Stored data entries
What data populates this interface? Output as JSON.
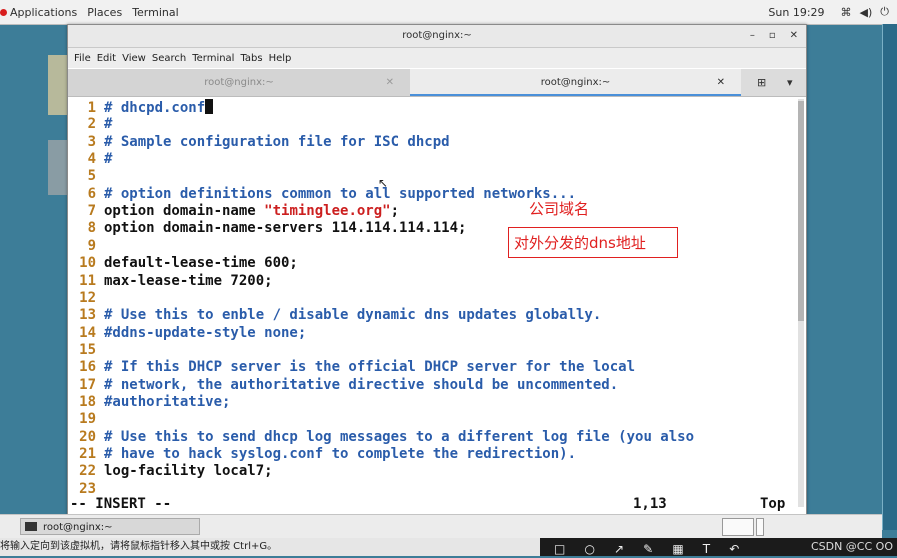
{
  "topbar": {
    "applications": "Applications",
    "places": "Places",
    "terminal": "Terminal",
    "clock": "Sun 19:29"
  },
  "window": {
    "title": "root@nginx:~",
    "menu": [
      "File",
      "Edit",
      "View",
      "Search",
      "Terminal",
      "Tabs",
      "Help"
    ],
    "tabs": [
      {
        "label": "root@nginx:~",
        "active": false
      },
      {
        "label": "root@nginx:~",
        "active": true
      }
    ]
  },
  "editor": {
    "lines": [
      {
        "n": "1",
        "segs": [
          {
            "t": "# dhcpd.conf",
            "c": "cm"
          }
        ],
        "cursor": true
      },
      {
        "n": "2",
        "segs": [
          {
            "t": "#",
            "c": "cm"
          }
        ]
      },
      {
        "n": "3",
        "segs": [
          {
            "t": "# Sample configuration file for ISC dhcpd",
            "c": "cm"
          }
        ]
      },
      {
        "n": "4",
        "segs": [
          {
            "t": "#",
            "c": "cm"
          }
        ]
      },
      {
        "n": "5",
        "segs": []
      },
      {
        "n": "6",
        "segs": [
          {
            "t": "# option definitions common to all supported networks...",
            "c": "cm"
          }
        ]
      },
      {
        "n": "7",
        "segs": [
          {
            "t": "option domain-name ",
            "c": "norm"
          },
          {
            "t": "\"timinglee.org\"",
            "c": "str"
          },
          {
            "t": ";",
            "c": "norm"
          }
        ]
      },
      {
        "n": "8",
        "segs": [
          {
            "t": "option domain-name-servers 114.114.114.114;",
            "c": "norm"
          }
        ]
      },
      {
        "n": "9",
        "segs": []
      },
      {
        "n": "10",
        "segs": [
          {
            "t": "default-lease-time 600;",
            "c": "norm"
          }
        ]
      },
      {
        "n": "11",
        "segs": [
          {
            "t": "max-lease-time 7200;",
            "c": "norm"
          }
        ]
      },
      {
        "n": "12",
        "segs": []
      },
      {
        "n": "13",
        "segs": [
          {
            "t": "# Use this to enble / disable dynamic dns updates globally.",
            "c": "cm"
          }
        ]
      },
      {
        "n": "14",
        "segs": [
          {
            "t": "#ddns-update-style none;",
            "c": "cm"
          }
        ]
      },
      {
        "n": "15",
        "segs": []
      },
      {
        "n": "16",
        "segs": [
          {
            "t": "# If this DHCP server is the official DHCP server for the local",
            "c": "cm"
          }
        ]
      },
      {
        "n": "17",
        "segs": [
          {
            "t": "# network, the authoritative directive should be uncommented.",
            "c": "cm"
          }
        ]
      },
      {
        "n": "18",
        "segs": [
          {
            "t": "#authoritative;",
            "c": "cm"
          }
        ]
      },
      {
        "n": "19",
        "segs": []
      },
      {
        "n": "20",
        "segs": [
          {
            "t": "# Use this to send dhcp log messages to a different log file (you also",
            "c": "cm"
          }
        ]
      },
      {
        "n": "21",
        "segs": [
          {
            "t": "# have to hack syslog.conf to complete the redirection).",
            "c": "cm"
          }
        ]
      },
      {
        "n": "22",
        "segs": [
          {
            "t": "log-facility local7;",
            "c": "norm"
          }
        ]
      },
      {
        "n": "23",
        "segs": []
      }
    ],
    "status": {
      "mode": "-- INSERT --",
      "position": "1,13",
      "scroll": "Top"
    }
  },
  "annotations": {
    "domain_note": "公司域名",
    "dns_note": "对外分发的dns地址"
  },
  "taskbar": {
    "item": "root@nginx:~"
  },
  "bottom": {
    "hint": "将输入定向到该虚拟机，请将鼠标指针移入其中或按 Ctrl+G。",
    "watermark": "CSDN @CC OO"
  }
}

Instructions to follow:
Pull every line containing the word "lease" out of the entries above.

Task output:
            "t": "default-lease-time 600;",
            "t": "max-lease-time 7200;",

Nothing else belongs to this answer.